** BEGIN **
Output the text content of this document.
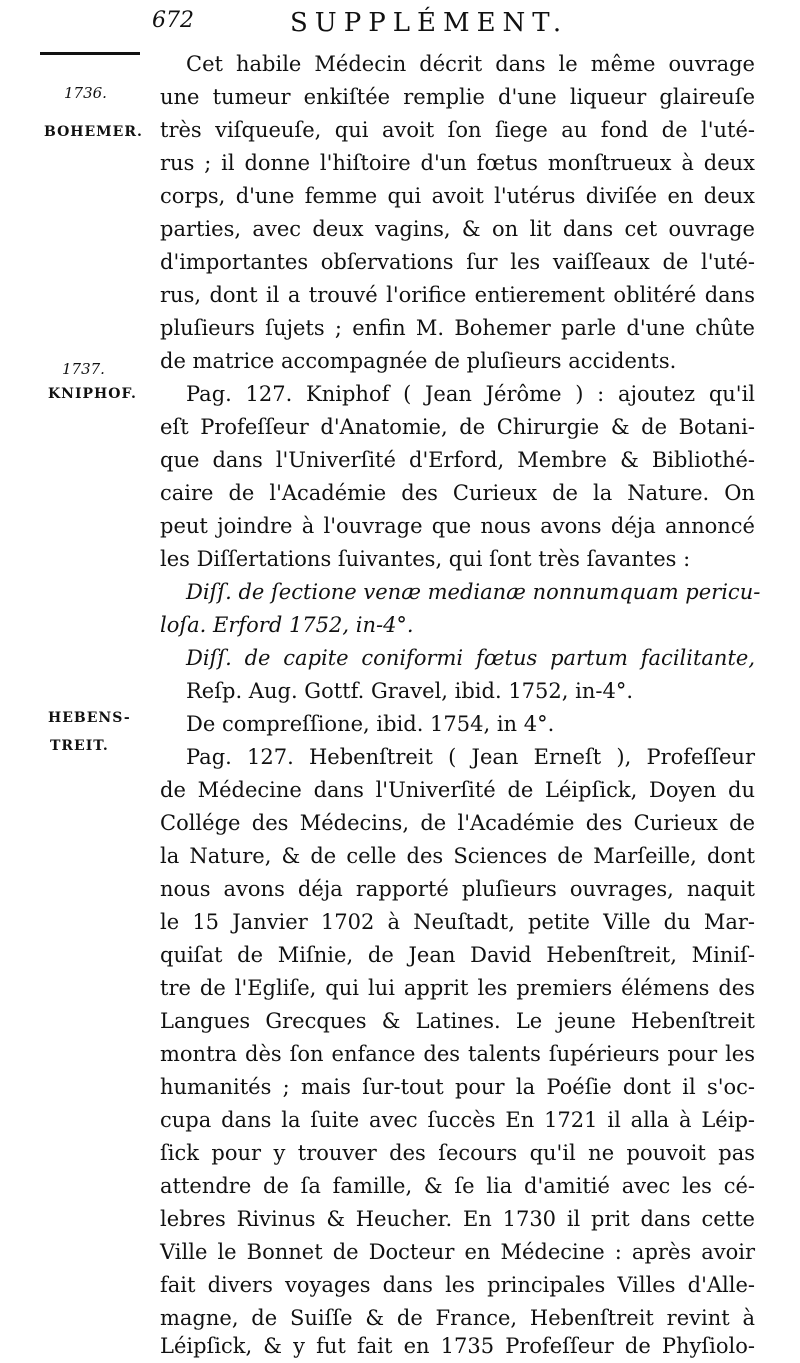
672	SUPPLÉMENT.
1736.
BOHEMER.
1737.
KNIPHOF.
HEBENS-
TREIT.
Cet habile Médecin décrit dans le même ouvrage
une tumeur enkiſtée remplie d'une liqueur glaireuſe
très viſqueuſe, qui avoit ſon ſiege au fond de l'uté-
rus ; il donne l'hiſtoire d'un fœtus monſtrueux à deux
corps, d'une femme qui avoit l'utérus diviſée en deux
parties, avec deux vagins, & on lit dans cet ouvrage
d'importantes obſervations ſur les vaiſſeaux de l'uté-
rus, dont il a trouvé l'orifice entierement oblitéré dans
pluſieurs ſujets ; enfin M. Bohemer parle d'une chûte
de matrice accompagnée de pluſieurs accidents.
Pag. 127. Kniphof ( Jean Jérôme ) : ajoutez qu'il
eſt Profeſſeur d'Anatomie, de Chirurgie & de Botani-
que dans l'Univerſité d'Erford, Membre & Bibliothé-
caire de l'Académie des Curieux de la Nature. On
peut joindre à l'ouvrage que nous avons déja annoncé
les Diſſertations ſuivantes, qui ſont très ſavantes :
Diſſ. de ſectione venæ medianæ nonnumquam pericu-
loſa. Erford 1752, in-4°.
Diſſ. de capite coniformi fœtus partum facilitante,
Reſp. Aug. Gottf. Gravel, ibid. 1752, in-4°.
De compreſſione, ibid. 1754, in 4°.
Pag. 127. Hebenſtreit ( Jean Erneſt ), Profeſſeur
de Médecine dans l'Univerſité de Léipſick, Doyen du
Collége des Médecins, de l'Académie des Curieux de
la Nature, & de celle des Sciences de Marſeille, dont
nous avons déja rapporté pluſieurs ouvrages, naquit
le 15 Janvier 1702 à Neuſtadt, petite Ville du Mar-
quiſat de Miſnie, de Jean David Hebenſtreit, Miniſ-
tre de l'Egliſe, qui lui apprit les premiers élémens des
Langues Grecques & Latines. Le jeune Hebenſtreit
montra dès ſon enfance des talents ſupérieurs pour les
humanités ; mais ſur-tout pour la Poéſie dont il s'oc-
cupa dans la ſuite avec ſuccès En 1721 il alla à Léip-
ſick pour y trouver des ſecours qu'il ne pouvoit pas
attendre de ſa famille, & ſe lia d'amitié avec les cé-
lebres Rivinus & Heucher. En 1730 il prit dans cette
Ville le Bonnet de Docteur en Médecine : après avoir
fait divers voyages dans les principales Villes d'Alle-
magne, de Suiſſe & de France, Hebenſtreit revint à
Léipſick, & y fut fait en 1735 Profeſſeur de Phyſiolo-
** END **
> _WHAT YOU ARE ASKED TO DO_: Look above for every line with the word "Médecine" and copy it.

> _EXERCISE OUTPUT_:
de Médecine dans l'Univerſité de Léipſick, Doyen du
Ville le Bonnet de Docteur en Médecine : après avoir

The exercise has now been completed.